---------- Data listing

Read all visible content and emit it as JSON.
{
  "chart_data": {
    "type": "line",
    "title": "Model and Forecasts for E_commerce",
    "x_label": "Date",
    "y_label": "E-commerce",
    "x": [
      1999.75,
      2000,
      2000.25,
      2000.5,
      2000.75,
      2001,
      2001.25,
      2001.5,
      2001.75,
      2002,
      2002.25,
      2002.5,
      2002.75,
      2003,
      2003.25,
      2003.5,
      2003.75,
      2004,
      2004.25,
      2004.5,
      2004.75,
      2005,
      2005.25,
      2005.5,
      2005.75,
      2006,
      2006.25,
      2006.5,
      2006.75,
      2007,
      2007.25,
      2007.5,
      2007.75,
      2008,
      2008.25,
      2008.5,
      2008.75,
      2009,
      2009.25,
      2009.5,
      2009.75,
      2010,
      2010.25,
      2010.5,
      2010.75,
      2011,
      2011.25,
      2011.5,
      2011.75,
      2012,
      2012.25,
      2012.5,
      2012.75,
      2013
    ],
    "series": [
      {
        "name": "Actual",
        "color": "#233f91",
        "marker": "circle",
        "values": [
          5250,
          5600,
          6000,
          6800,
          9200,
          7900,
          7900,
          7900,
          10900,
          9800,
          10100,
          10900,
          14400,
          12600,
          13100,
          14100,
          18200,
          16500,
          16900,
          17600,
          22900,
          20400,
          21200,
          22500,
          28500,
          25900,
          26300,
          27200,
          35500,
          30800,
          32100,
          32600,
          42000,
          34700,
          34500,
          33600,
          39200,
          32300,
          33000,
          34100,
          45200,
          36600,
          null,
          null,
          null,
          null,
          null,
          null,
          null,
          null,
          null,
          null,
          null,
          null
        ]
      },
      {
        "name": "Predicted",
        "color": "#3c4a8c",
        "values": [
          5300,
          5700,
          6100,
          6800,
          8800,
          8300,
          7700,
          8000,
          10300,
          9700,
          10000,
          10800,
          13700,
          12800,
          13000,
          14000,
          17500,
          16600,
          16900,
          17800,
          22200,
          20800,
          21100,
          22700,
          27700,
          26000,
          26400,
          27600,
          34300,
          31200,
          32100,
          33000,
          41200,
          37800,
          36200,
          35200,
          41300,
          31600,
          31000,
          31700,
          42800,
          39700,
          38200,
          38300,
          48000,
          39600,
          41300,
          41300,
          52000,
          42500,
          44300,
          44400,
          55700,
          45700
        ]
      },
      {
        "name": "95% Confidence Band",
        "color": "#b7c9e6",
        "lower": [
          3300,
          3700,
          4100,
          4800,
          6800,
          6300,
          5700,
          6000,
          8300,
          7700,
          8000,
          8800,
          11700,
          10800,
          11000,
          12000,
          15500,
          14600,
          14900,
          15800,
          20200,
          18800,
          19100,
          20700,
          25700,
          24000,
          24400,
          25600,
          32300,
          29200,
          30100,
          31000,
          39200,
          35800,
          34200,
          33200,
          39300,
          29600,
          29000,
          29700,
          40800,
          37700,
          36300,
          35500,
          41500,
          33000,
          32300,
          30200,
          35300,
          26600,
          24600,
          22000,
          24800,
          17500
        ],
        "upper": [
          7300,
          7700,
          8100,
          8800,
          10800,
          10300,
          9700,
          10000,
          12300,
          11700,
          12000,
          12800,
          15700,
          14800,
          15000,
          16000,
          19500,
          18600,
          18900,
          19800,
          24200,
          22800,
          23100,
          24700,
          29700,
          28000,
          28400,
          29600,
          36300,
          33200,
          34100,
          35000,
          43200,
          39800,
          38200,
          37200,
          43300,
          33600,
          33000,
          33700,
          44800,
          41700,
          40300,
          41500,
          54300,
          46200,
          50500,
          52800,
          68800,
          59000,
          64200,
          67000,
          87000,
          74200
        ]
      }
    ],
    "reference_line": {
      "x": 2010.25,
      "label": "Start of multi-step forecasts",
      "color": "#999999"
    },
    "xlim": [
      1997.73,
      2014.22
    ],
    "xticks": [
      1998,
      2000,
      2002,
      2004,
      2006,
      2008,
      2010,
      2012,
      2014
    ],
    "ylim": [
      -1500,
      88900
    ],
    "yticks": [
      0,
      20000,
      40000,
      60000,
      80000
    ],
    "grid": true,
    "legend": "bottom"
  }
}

--------------------

Aim: All the entries above need to be reproduced exactly.

Written solution:
Read all visible content and emit it as JSON.
{
  "chart_data": {
    "type": "line",
    "title": "Model and Forecasts for E_commerce",
    "x_label": "Date",
    "y_label": "E-commerce",
    "x": [
      1999.75,
      2000,
      2000.25,
      2000.5,
      2000.75,
      2001,
      2001.25,
      2001.5,
      2001.75,
      2002,
      2002.25,
      2002.5,
      2002.75,
      2003,
      2003.25,
      2003.5,
      2003.75,
      2004,
      2004.25,
      2004.5,
      2004.75,
      2005,
      2005.25,
      2005.5,
      2005.75,
      2006,
      2006.25,
      2006.5,
      2006.75,
      2007,
      2007.25,
      2007.5,
      2007.75,
      2008,
      2008.25,
      2008.5,
      2008.75,
      2009,
      2009.25,
      2009.5,
      2009.75,
      2010,
      2010.25,
      2010.5,
      2010.75,
      2011,
      2011.25,
      2011.5,
      2011.75,
      2012,
      2012.25,
      2012.5,
      2012.75,
      2013
    ],
    "series": [
      {
        "name": "Actual",
        "color": "#233f91",
        "marker": "circle",
        "values": [
          5250,
          5600,
          6000,
          6800,
          9200,
          7900,
          7900,
          7900,
          10900,
          9800,
          10100,
          10900,
          14400,
          12600,
          13100,
          14100,
          18200,
          16500,
          16900,
          17600,
          22900,
          20400,
          21200,
          22500,
          28500,
          25900,
          26300,
          27200,
          35500,
          30800,
          32100,
          32600,
          42000,
          34700,
          34500,
          33600,
          39200,
          32300,
          33000,
          34100,
          45200,
          36600,
          null,
          null,
          null,
          null,
          null,
          null,
          null,
          null,
          null,
          null,
          null,
          null
        ]
      },
      {
        "name": "Predicted",
        "color": "#3c4a8c",
        "values": [
          5300,
          5700,
          6100,
          6800,
          8800,
          8300,
          7700,
          8000,
          10300,
          9700,
          10000,
          10800,
          13700,
          12800,
          13000,
          14000,
          17500,
          16600,
          16900,
          17800,
          22200,
          20800,
          21100,
          22700,
          27700,
          26000,
          26400,
          27600,
          34300,
          31200,
          32100,
          33000,
          41200,
          37800,
          36200,
          35200,
          41300,
          31600,
          31000,
          31700,
          42800,
          39700,
          38200,
          38300,
          48000,
          39600,
          41300,
          41300,
          52000,
          42500,
          44300,
          44400,
          55700,
          45700
        ]
      },
      {
        "name": "95% Confidence Band",
        "color": "#b7c9e6",
        "lower": [
          3300,
          3700,
          4100,
          4800,
          6800,
          6300,
          5700,
          6000,
          8300,
          7700,
          8000,
          8800,
          11700,
          10800,
          11000,
          12000,
          15500,
          14600,
          14900,
          15800,
          20200,
          18800,
          19100,
          20700,
          25700,
          24000,
          24400,
          25600,
          32300,
          29200,
          30100,
          31000,
          39200,
          35800,
          34200,
          33200,
          39300,
          29600,
          29000,
          29700,
          40800,
          37700,
          36300,
          35500,
          41500,
          33000,
          32300,
          30200,
          35300,
          26600,
          24600,
          22000,
          24800,
          17500
        ],
        "upper": [
          7300,
          7700,
          8100,
          8800,
          10800,
          10300,
          9700,
          10000,
          12300,
          11700,
          12000,
          12800,
          15700,
          14800,
          15000,
          16000,
          19500,
          18600,
          18900,
          19800,
          24200,
          22800,
          23100,
          24700,
          29700,
          28000,
          28400,
          29600,
          36300,
          33200,
          34100,
          35000,
          43200,
          39800,
          38200,
          37200,
          43300,
          33600,
          33000,
          33700,
          44800,
          41700,
          40300,
          41500,
          54300,
          46200,
          50500,
          52800,
          68800,
          59000,
          64200,
          67000,
          87000,
          74200
        ]
      }
    ],
    "reference_line": {
      "x": 2010.25,
      "label": "Start of multi-step forecasts",
      "color": "#999999"
    },
    "xlim": [
      1997.73,
      2014.22
    ],
    "xticks": [
      1998,
      2000,
      2002,
      2004,
      2006,
      2008,
      2010,
      2012,
      2014
    ],
    "ylim": [
      -1500,
      88900
    ],
    "yticks": [
      0,
      20000,
      40000,
      60000,
      80000
    ],
    "grid": true,
    "legend": "bottom"
  }
}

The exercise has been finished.